WRITTEN TASK: Your task is to extract every line from the material below exactly.

(Stored data)
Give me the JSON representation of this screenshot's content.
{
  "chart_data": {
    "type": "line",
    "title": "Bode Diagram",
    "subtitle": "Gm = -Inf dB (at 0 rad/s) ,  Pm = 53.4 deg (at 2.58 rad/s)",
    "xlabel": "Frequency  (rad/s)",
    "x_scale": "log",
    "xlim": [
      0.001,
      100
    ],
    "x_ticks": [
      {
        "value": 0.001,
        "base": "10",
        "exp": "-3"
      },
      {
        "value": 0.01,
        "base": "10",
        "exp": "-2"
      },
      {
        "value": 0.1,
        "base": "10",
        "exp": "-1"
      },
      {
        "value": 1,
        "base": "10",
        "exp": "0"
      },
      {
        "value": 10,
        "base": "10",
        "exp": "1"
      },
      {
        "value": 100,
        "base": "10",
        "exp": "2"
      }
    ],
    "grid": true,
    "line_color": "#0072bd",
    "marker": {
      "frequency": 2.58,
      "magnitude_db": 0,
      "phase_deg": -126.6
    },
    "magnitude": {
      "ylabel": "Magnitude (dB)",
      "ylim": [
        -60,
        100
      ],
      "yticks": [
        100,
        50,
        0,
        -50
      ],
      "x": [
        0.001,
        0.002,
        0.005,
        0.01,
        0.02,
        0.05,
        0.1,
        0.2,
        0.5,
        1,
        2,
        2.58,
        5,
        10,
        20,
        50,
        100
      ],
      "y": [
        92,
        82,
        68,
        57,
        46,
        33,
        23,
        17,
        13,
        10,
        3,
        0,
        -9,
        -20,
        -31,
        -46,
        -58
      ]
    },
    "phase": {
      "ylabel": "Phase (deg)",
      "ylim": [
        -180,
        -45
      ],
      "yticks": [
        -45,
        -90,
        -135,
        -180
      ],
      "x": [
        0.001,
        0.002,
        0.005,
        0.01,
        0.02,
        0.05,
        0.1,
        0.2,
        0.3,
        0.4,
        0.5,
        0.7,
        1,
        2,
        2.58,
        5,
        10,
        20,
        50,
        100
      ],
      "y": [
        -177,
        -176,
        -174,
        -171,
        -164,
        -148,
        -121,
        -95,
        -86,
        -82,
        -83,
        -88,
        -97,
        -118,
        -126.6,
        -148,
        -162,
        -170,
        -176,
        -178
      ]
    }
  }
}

OUTPUT FOR THIS EXERCISE:
Give me the JSON representation of this screenshot's content.
{
  "chart_data": {
    "type": "line",
    "title": "Bode Diagram",
    "subtitle": "Gm = -Inf dB (at 0 rad/s) ,  Pm = 53.4 deg (at 2.58 rad/s)",
    "xlabel": "Frequency  (rad/s)",
    "x_scale": "log",
    "xlim": [
      0.001,
      100
    ],
    "x_ticks": [
      {
        "value": 0.001,
        "base": "10",
        "exp": "-3"
      },
      {
        "value": 0.01,
        "base": "10",
        "exp": "-2"
      },
      {
        "value": 0.1,
        "base": "10",
        "exp": "-1"
      },
      {
        "value": 1,
        "base": "10",
        "exp": "0"
      },
      {
        "value": 10,
        "base": "10",
        "exp": "1"
      },
      {
        "value": 100,
        "base": "10",
        "exp": "2"
      }
    ],
    "grid": true,
    "line_color": "#0072bd",
    "marker": {
      "frequency": 2.58,
      "magnitude_db": 0,
      "phase_deg": -126.6
    },
    "magnitude": {
      "ylabel": "Magnitude (dB)",
      "ylim": [
        -60,
        100
      ],
      "yticks": [
        100,
        50,
        0,
        -50
      ],
      "x": [
        0.001,
        0.002,
        0.005,
        0.01,
        0.02,
        0.05,
        0.1,
        0.2,
        0.5,
        1,
        2,
        2.58,
        5,
        10,
        20,
        50,
        100
      ],
      "y": [
        92,
        82,
        68,
        57,
        46,
        33,
        23,
        17,
        13,
        10,
        3,
        0,
        -9,
        -20,
        -31,
        -46,
        -58
      ]
    },
    "phase": {
      "ylabel": "Phase (deg)",
      "ylim": [
        -180,
        -45
      ],
      "yticks": [
        -45,
        -90,
        -135,
        -180
      ],
      "x": [
        0.001,
        0.002,
        0.005,
        0.01,
        0.02,
        0.05,
        0.1,
        0.2,
        0.3,
        0.4,
        0.5,
        0.7,
        1,
        2,
        2.58,
        5,
        10,
        20,
        50,
        100
      ],
      "y": [
        -177,
        -176,
        -174,
        -171,
        -164,
        -148,
        -121,
        -95,
        -86,
        -82,
        -83,
        -88,
        -97,
        -118,
        -126.6,
        -148,
        -162,
        -170,
        -176,
        -178
      ]
    }
  }
}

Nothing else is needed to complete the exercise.